§ PROBLEM TO WORK ON: Print the full listing exactly.

Figure contents as structured data
start
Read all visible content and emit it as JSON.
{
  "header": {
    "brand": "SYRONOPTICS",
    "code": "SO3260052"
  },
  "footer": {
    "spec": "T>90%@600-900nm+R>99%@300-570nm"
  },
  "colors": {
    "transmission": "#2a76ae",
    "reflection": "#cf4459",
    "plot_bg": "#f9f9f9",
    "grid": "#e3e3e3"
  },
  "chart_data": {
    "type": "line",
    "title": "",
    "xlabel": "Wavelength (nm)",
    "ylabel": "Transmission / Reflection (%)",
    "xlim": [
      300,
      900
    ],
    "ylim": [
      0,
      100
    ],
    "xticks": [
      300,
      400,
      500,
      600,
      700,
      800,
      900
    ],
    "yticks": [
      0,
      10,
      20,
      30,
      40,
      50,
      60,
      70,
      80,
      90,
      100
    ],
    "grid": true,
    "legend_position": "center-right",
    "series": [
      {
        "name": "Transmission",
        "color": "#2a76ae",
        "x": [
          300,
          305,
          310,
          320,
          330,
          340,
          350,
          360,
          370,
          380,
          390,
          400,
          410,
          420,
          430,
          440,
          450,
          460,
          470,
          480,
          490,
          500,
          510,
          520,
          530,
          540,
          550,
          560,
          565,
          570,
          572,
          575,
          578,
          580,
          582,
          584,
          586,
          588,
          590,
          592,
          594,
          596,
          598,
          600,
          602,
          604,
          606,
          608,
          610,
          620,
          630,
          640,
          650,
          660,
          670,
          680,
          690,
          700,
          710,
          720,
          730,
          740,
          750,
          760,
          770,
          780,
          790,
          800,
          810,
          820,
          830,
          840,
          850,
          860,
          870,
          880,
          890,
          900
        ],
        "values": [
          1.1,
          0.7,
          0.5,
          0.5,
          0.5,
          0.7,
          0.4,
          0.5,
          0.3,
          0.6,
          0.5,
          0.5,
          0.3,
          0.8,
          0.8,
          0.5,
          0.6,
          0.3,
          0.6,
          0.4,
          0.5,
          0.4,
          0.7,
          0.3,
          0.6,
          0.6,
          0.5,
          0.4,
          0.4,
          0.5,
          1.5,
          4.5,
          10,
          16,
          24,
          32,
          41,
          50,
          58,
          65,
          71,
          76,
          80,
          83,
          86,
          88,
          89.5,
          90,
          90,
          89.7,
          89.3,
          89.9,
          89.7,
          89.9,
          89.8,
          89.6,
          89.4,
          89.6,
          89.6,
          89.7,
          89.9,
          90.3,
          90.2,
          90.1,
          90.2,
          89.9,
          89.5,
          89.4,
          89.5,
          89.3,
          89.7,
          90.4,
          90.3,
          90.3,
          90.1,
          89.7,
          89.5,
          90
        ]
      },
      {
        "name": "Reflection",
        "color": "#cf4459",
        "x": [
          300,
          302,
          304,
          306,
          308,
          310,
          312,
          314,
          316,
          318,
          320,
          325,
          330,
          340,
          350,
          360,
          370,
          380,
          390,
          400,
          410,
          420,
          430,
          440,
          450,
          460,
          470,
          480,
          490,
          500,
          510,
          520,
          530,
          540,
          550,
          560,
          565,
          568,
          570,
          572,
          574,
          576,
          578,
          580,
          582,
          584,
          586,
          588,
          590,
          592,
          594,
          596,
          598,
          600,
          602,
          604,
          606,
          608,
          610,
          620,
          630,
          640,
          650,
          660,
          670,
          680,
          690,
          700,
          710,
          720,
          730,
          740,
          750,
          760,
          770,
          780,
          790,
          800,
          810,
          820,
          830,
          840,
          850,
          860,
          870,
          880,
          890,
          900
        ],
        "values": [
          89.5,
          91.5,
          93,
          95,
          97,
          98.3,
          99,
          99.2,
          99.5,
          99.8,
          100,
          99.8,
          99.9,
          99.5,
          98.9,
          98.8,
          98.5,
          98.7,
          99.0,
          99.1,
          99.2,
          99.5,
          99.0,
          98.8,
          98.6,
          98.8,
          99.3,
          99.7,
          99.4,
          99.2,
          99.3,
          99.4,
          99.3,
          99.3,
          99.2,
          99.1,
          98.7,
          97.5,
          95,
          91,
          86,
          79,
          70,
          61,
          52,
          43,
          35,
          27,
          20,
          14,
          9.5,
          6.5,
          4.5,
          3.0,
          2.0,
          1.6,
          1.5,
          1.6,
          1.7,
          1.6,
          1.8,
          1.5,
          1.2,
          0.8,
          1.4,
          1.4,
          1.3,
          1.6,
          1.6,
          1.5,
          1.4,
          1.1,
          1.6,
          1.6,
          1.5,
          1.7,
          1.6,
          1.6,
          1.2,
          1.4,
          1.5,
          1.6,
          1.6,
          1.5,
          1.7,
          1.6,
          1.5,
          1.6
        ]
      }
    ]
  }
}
end
§ RESULT OF THE EXERCISE:
Read all visible content and emit it as JSON.
{
  "header": {
    "brand": "SYRONOPTICS",
    "code": "SO3260052"
  },
  "footer": {
    "spec": "T>90%@600-900nm+R>99%@300-570nm"
  },
  "colors": {
    "transmission": "#2a76ae",
    "reflection": "#cf4459",
    "plot_bg": "#f9f9f9",
    "grid": "#e3e3e3"
  },
  "chart_data": {
    "type": "line",
    "title": "",
    "xlabel": "Wavelength (nm)",
    "ylabel": "Transmission / Reflection (%)",
    "xlim": [
      300,
      900
    ],
    "ylim": [
      0,
      100
    ],
    "xticks": [
      300,
      400,
      500,
      600,
      700,
      800,
      900
    ],
    "yticks": [
      0,
      10,
      20,
      30,
      40,
      50,
      60,
      70,
      80,
      90,
      100
    ],
    "grid": true,
    "legend_position": "center-right",
    "series": [
      {
        "name": "Transmission",
        "color": "#2a76ae",
        "x": [
          300,
          305,
          310,
          320,
          330,
          340,
          350,
          360,
          370,
          380,
          390,
          400,
          410,
          420,
          430,
          440,
          450,
          460,
          470,
          480,
          490,
          500,
          510,
          520,
          530,
          540,
          550,
          560,
          565,
          570,
          572,
          575,
          578,
          580,
          582,
          584,
          586,
          588,
          590,
          592,
          594,
          596,
          598,
          600,
          602,
          604,
          606,
          608,
          610,
          620,
          630,
          640,
          650,
          660,
          670,
          680,
          690,
          700,
          710,
          720,
          730,
          740,
          750,
          760,
          770,
          780,
          790,
          800,
          810,
          820,
          830,
          840,
          850,
          860,
          870,
          880,
          890,
          900
        ],
        "values": [
          1.1,
          0.7,
          0.5,
          0.5,
          0.5,
          0.7,
          0.4,
          0.5,
          0.3,
          0.6,
          0.5,
          0.5,
          0.3,
          0.8,
          0.8,
          0.5,
          0.6,
          0.3,
          0.6,
          0.4,
          0.5,
          0.4,
          0.7,
          0.3,
          0.6,
          0.6,
          0.5,
          0.4,
          0.4,
          0.5,
          1.5,
          4.5,
          10,
          16,
          24,
          32,
          41,
          50,
          58,
          65,
          71,
          76,
          80,
          83,
          86,
          88,
          89.5,
          90,
          90,
          89.7,
          89.3,
          89.9,
          89.7,
          89.9,
          89.8,
          89.6,
          89.4,
          89.6,
          89.6,
          89.7,
          89.9,
          90.3,
          90.2,
          90.1,
          90.2,
          89.9,
          89.5,
          89.4,
          89.5,
          89.3,
          89.7,
          90.4,
          90.3,
          90.3,
          90.1,
          89.7,
          89.5,
          90
        ]
      },
      {
        "name": "Reflection",
        "color": "#cf4459",
        "x": [
          300,
          302,
          304,
          306,
          308,
          310,
          312,
          314,
          316,
          318,
          320,
          325,
          330,
          340,
          350,
          360,
          370,
          380,
          390,
          400,
          410,
          420,
          430,
          440,
          450,
          460,
          470,
          480,
          490,
          500,
          510,
          520,
          530,
          540,
          550,
          560,
          565,
          568,
          570,
          572,
          574,
          576,
          578,
          580,
          582,
          584,
          586,
          588,
          590,
          592,
          594,
          596,
          598,
          600,
          602,
          604,
          606,
          608,
          610,
          620,
          630,
          640,
          650,
          660,
          670,
          680,
          690,
          700,
          710,
          720,
          730,
          740,
          750,
          760,
          770,
          780,
          790,
          800,
          810,
          820,
          830,
          840,
          850,
          860,
          870,
          880,
          890,
          900
        ],
        "values": [
          89.5,
          91.5,
          93,
          95,
          97,
          98.3,
          99,
          99.2,
          99.5,
          99.8,
          100,
          99.8,
          99.9,
          99.5,
          98.9,
          98.8,
          98.5,
          98.7,
          99.0,
          99.1,
          99.2,
          99.5,
          99.0,
          98.8,
          98.6,
          98.8,
          99.3,
          99.7,
          99.4,
          99.2,
          99.3,
          99.4,
          99.3,
          99.3,
          99.2,
          99.1,
          98.7,
          97.5,
          95,
          91,
          86,
          79,
          70,
          61,
          52,
          43,
          35,
          27,
          20,
          14,
          9.5,
          6.5,
          4.5,
          3.0,
          2.0,
          1.6,
          1.5,
          1.6,
          1.7,
          1.6,
          1.8,
          1.5,
          1.2,
          0.8,
          1.4,
          1.4,
          1.3,
          1.6,
          1.6,
          1.5,
          1.4,
          1.1,
          1.6,
          1.6,
          1.5,
          1.7,
          1.6,
          1.6,
          1.2,
          1.4,
          1.5,
          1.6,
          1.6,
          1.5,
          1.7,
          1.6,
          1.5,
          1.6
        ]
      }
    ]
  }
}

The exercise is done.